Given instruction >>
Compute how many lines in the entries below contain "representation", and output nothing but the number.

Input rows >>
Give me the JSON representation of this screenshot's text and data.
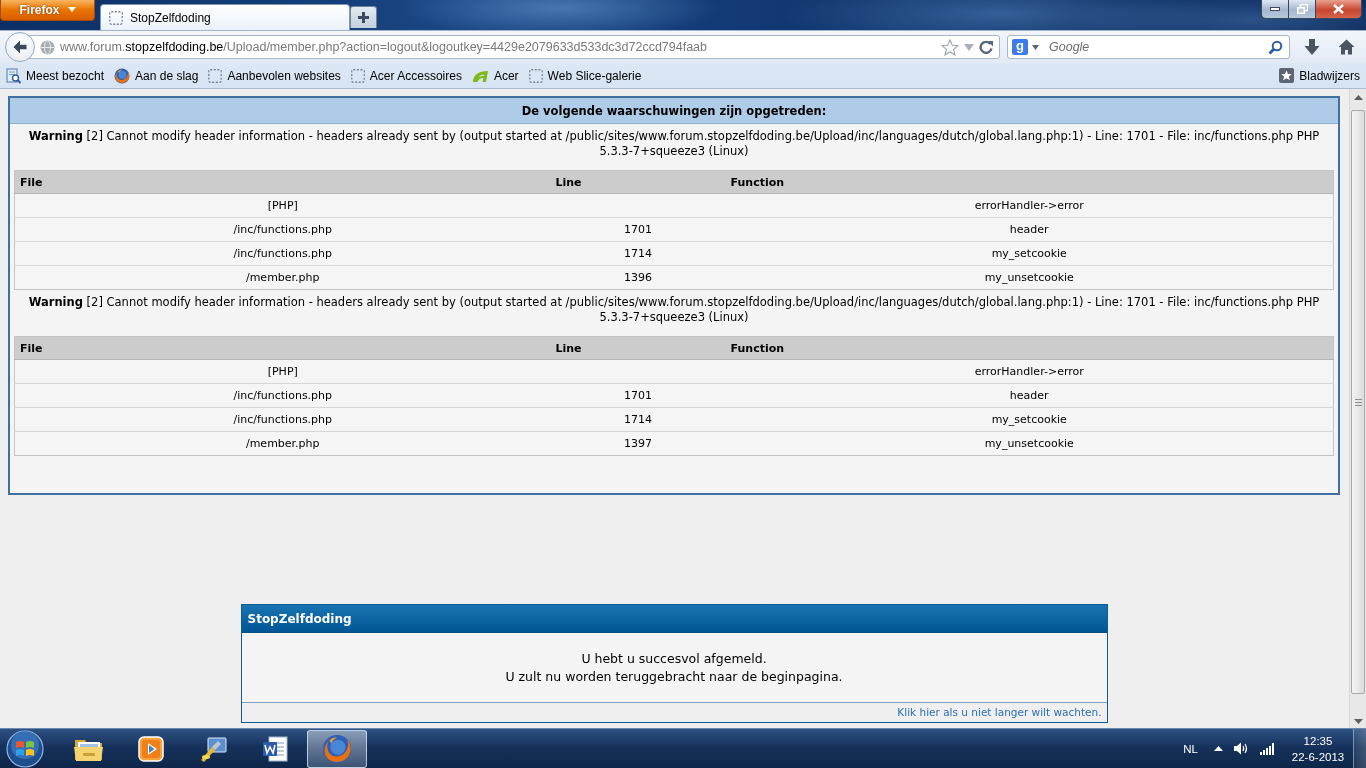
{
  "browser": {
    "app_menu_button": "Firefox",
    "tabs": [
      {
        "title": "StopZelfdoding",
        "selected": true
      }
    ],
    "address_bar": {
      "url_start": "www.forum.",
      "url_domain": "stopzelfdoding.be",
      "url_rest": "/Upload/member.php?action=logout&logoutkey=4429e2079633d533dc3d72ccd794faab"
    },
    "search_bar": {
      "engine_letter": "g",
      "placeholder": "Google"
    },
    "bookmarks": [
      {
        "kind": "most-visited",
        "label": "Meest bezocht"
      },
      {
        "kind": "firefox",
        "label": "Aan de slag"
      },
      {
        "kind": "blank",
        "label": "Aanbevolen websites"
      },
      {
        "kind": "blank",
        "label": "Acer Accessoires"
      },
      {
        "kind": "acer",
        "label": "Acer"
      },
      {
        "kind": "blank",
        "label": "Web Slice-galerie"
      }
    ],
    "bookmarks_menu": "Bladwijzers"
  },
  "page": {
    "warnings_panel": {
      "title": "De volgende waarschuwingen zijn opgetreden:",
      "warnings": [
        {
          "message": "**Warning** [2] Cannot modify header information - headers already sent by (output started at /public/sites/www.forum.stopzelfdoding.be/Upload/inc/languages/dutch/global.lang.php:1) - Line: 1701 - File: inc/functions.php PHP 5.3.3-7+squeeze3 (Linux)",
          "table": {
            "columns": [
              "File",
              "Line",
              "Function"
            ],
            "rows": [
              {
                "file": "[PHP]",
                "function": "errorHandler->error"
              },
              {
                "file": "/inc/functions.php",
                "line": "1701",
                "function": "header"
              },
              {
                "file": "/inc/functions.php",
                "line": "1714",
                "function": "my_setcookie"
              },
              {
                "file": "/member.php",
                "line": "1396",
                "function": "my_unsetcookie"
              }
            ]
          }
        },
        {
          "message": "**Warning** [2] Cannot modify header information - headers already sent by (output started at /public/sites/www.forum.stopzelfdoding.be/Upload/inc/languages/dutch/global.lang.php:1) - Line: 1701 - File: inc/functions.php PHP 5.3.3-7+squeeze3 (Linux)",
          "table": {
            "columns": [
              "File",
              "Line",
              "Function"
            ],
            "rows": [
              {
                "file": "[PHP]",
                "function": "errorHandler->error"
              },
              {
                "file": "/inc/functions.php",
                "line": "1701",
                "function": "header"
              },
              {
                "file": "/inc/functions.php",
                "line": "1714",
                "function": "my_setcookie"
              },
              {
                "file": "/member.php",
                "line": "1397",
                "function": "my_unsetcookie"
              }
            ]
          }
        }
      ]
    },
    "redirect_box": {
      "title": "StopZelfdoding",
      "lines": [
        "U hebt u succesvol afgemeld.",
        "U zult nu worden teruggebracht naar de beginpagina."
      ],
      "link": "Klik hier als u niet langer wilt wachten."
    }
  },
  "taskbar": {
    "apps": [
      {
        "kind": "folder",
        "active": false
      },
      {
        "kind": "media",
        "active": false
      },
      {
        "kind": "paint",
        "active": false
      },
      {
        "kind": "word",
        "active": false
      },
      {
        "kind": "firefox",
        "active": true
      }
    ],
    "tray": {
      "language": "NL",
      "time": "12:35",
      "date": "22-6-2013"
    }
  }
}
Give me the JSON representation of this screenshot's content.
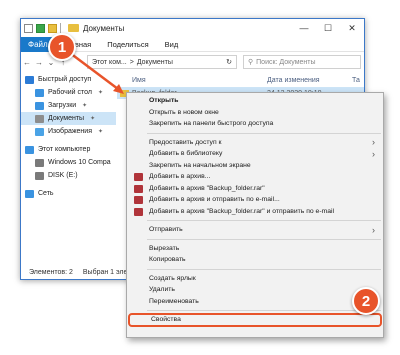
{
  "window": {
    "title": "Документы",
    "controls": {
      "minimize": "—",
      "maximize": "☐",
      "close": "✕"
    }
  },
  "ribbon": {
    "file": "Файл",
    "tabs": [
      "Главная",
      "Поделиться",
      "Вид"
    ]
  },
  "address": {
    "path_items": [
      "Этот ком...",
      ">",
      "Документы"
    ],
    "refresh": "↻",
    "search_placeholder": "Поиск: Документы"
  },
  "nav_pane": {
    "items": [
      {
        "label": "Быстрый доступ",
        "color": "#2b7bd6"
      },
      {
        "label": "Рабочий стол",
        "color": "#3a93e0",
        "pinned": true
      },
      {
        "label": "Загрузки",
        "color": "#3a93e0",
        "pinned": true
      },
      {
        "label": "Документы",
        "color": "#8d8d8d",
        "pinned": true,
        "selected": true
      },
      {
        "label": "Изображения",
        "color": "#4aa3e6",
        "pinned": true
      },
      {
        "label": "Этот компьютер",
        "color": "#3a93e0"
      },
      {
        "label": "Windows 10 Compa",
        "color": "#7a7a7a"
      },
      {
        "label": "DISK (E:)",
        "color": "#7a7a7a"
      },
      {
        "label": "Сеть",
        "color": "#3a93e0"
      }
    ],
    "pin_glyph": "📌"
  },
  "file_pane": {
    "columns": [
      "Имя",
      "Дата изменения",
      "Та"
    ],
    "row": {
      "name": "Backup_folder",
      "date": "24.12.2020 10:10"
    }
  },
  "status": {
    "count": "Элементов: 2",
    "selected": "Выбран 1 элем"
  },
  "callouts": {
    "one": "1",
    "two": "2"
  },
  "context_menu": {
    "open": "Открыть",
    "open_new_window": "Открыть в новом окне",
    "pin_quick_access": "Закрепить на панели быстрого доступа",
    "grant_access": "Предоставить доступ к",
    "add_library": "Добавить в библиотеку",
    "pin_start": "Закрепить на начальном экране",
    "add_archive": "Добавить в архив...",
    "add_to_rar": "Добавить в архив \"Backup_folder.rar\"",
    "add_email": "Добавить в архив и отправить по e-mail...",
    "add_rar_email": "Добавить в архив \"Backup_folder.rar\" и отправить по e-mail",
    "send_to": "Отправить",
    "cut": "Вырезать",
    "copy": "Копировать",
    "shortcut": "Создать ярлык",
    "delete": "Удалить",
    "rename": "Переименовать",
    "properties": "Свойства",
    "submenu_glyph": "›",
    "accent": "#e8542a"
  }
}
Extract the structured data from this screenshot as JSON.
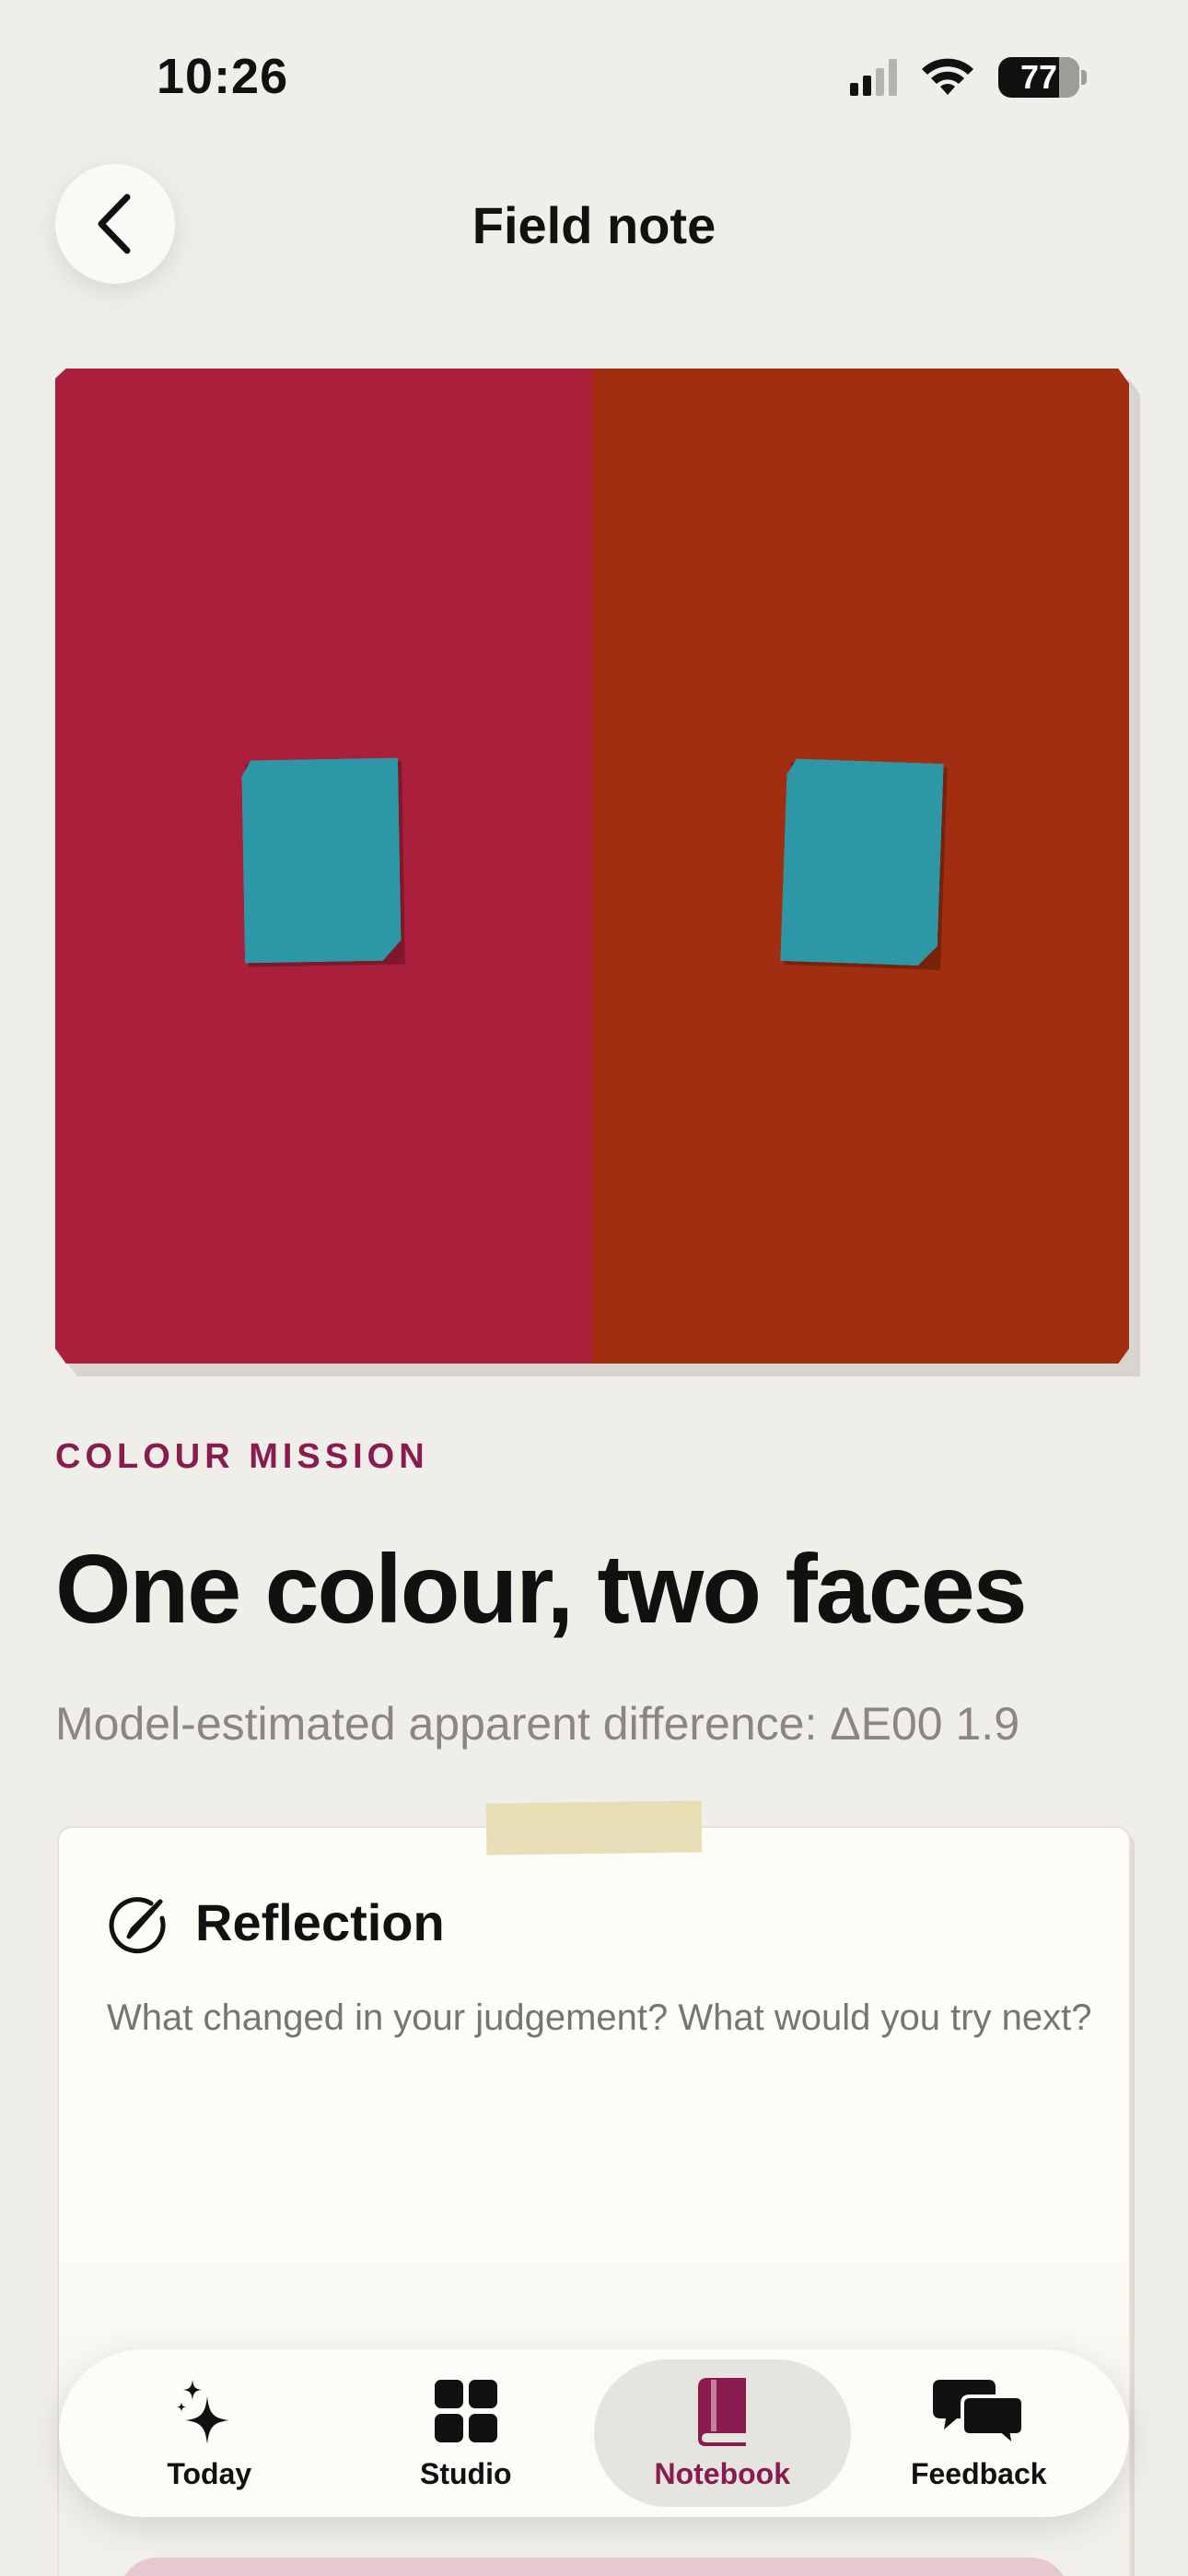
{
  "status_bar": {
    "time": "10:26",
    "battery": "77"
  },
  "header": {
    "title": "Field note"
  },
  "colors": {
    "left_surround": "#aa1f3c",
    "right_surround": "#a12e10",
    "swatch": "#2e97a6",
    "accent": "#8a1b4e"
  },
  "mission": {
    "eyebrow": "COLOUR MISSION",
    "title": "One colour, two faces",
    "subtitle": "Model-estimated apparent difference: ΔE00 1.9"
  },
  "reflection": {
    "title": "Reflection",
    "placeholder": "What changed in your judgement? What would you try next?"
  },
  "tabbar": {
    "tabs": [
      {
        "label": "Today",
        "icon": "sparkles-icon"
      },
      {
        "label": "Studio",
        "icon": "grid-icon"
      },
      {
        "label": "Notebook",
        "icon": "book-icon",
        "active": true
      },
      {
        "label": "Feedback",
        "icon": "chat-bubbles-icon"
      }
    ]
  }
}
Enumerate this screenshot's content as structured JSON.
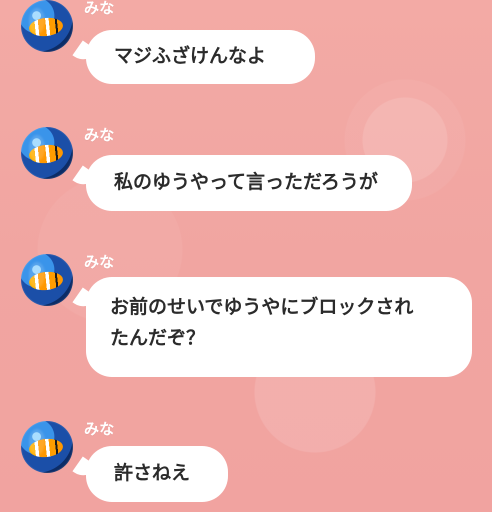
{
  "chat": {
    "messages": [
      {
        "sender": "みな",
        "text": "マジふざけんなよ"
      },
      {
        "sender": "みな",
        "text": "私のゆうやって言っただろうが"
      },
      {
        "sender": "みな",
        "text": "お前のせいでゆうやにブロックされ\nたんだぞ？"
      },
      {
        "sender": "みな",
        "text": "許さねえ"
      }
    ]
  },
  "avatar": {
    "icon": "fish-avatar"
  },
  "colors": {
    "background": "#f2a6a2",
    "bubble": "#ffffff",
    "text": "#2b2b2b",
    "sender": "#ffffff"
  }
}
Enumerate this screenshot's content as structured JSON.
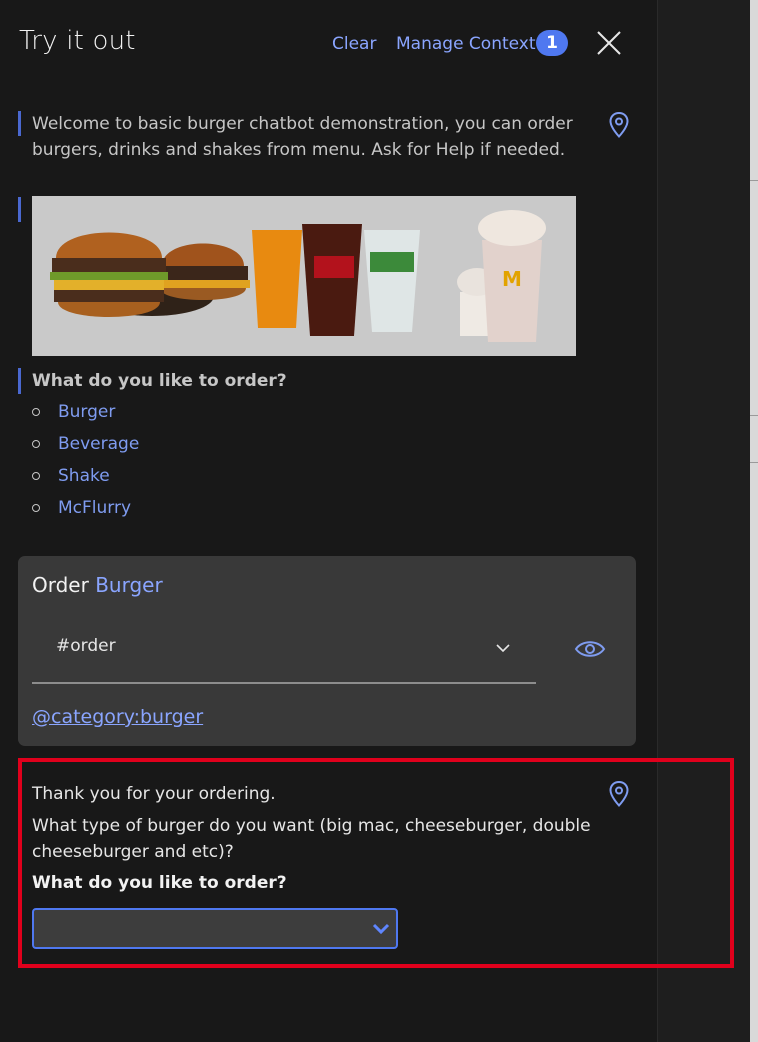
{
  "header": {
    "title": "Try it out",
    "clear_label": "Clear",
    "manage_label": "Manage Context",
    "context_count": "1"
  },
  "welcome": {
    "line1": "Welcome to basic burger chatbot demonstration, you can order",
    "line2": "burgers, drinks and shakes from menu. Ask for Help if needed."
  },
  "banner": {
    "logo_letter": "M"
  },
  "menu": {
    "question": "What do you like to order?",
    "options": [
      "Burger",
      "Beverage",
      "Shake",
      "McFlurry"
    ]
  },
  "intent_card": {
    "title_prefix": "Order",
    "title_accent": "Burger",
    "intent_value": "#order",
    "entity_link": "@category:burger"
  },
  "reply": {
    "line1": "Thank you for your ordering.",
    "line2": "What type of burger do you want (big mac, cheeseburger, double",
    "line3": "cheeseburger and etc)?",
    "question": "What do you like to order?",
    "select_value": ""
  },
  "colors": {
    "accent": "#8aa5ff",
    "badge": "#4f78f0",
    "highlight": "#e0001c"
  }
}
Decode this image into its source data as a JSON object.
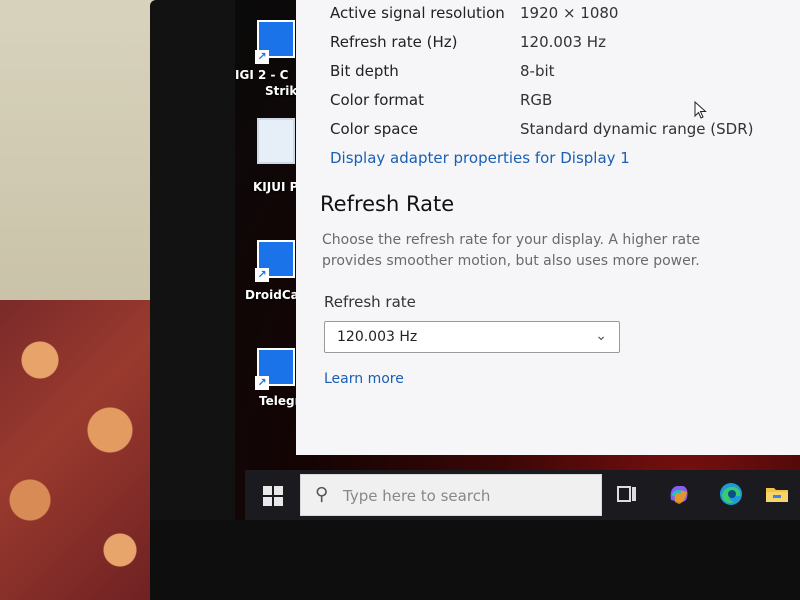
{
  "desktop": {
    "icons": [
      {
        "label_line1": "IGI 2 - C",
        "label_line2": "Strik",
        "icon": "igi2-shortcut-icon"
      },
      {
        "label_line1": "KIJUI P",
        "label_line2": "",
        "icon": "kijui-file-icon"
      },
      {
        "label_line1": "DroidCa",
        "label_line2": "",
        "icon": "droidcam-shortcut-icon"
      },
      {
        "label_line1": "Telegr",
        "label_line2": "",
        "icon": "telegram-shortcut-icon"
      }
    ]
  },
  "display_info": {
    "rows": [
      {
        "label": "Active signal resolution",
        "value": "1920 × 1080"
      },
      {
        "label": "Refresh rate (Hz)",
        "value": "120.003 Hz"
      },
      {
        "label": "Bit depth",
        "value": "8-bit"
      },
      {
        "label": "Color format",
        "value": "RGB"
      },
      {
        "label": "Color space",
        "value": "Standard dynamic range (SDR)"
      }
    ],
    "adapter_link": "Display adapter properties for Display 1"
  },
  "refresh_section": {
    "title": "Refresh Rate",
    "description": "Choose the refresh rate for your display. A higher rate provides smoother motion, but also uses more power.",
    "field_label": "Refresh rate",
    "selected_value": "120.003 Hz",
    "learn_more": "Learn more"
  },
  "taskbar": {
    "search_placeholder": "Type here to search",
    "icons": [
      "start-icon",
      "task-view-icon",
      "copilot-icon",
      "edge-icon",
      "file-explorer-icon"
    ]
  },
  "colors": {
    "link": "#1a5fb4",
    "accent": "#1a73e8",
    "taskbar": "#1b1b1f"
  }
}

Response to this task >>
2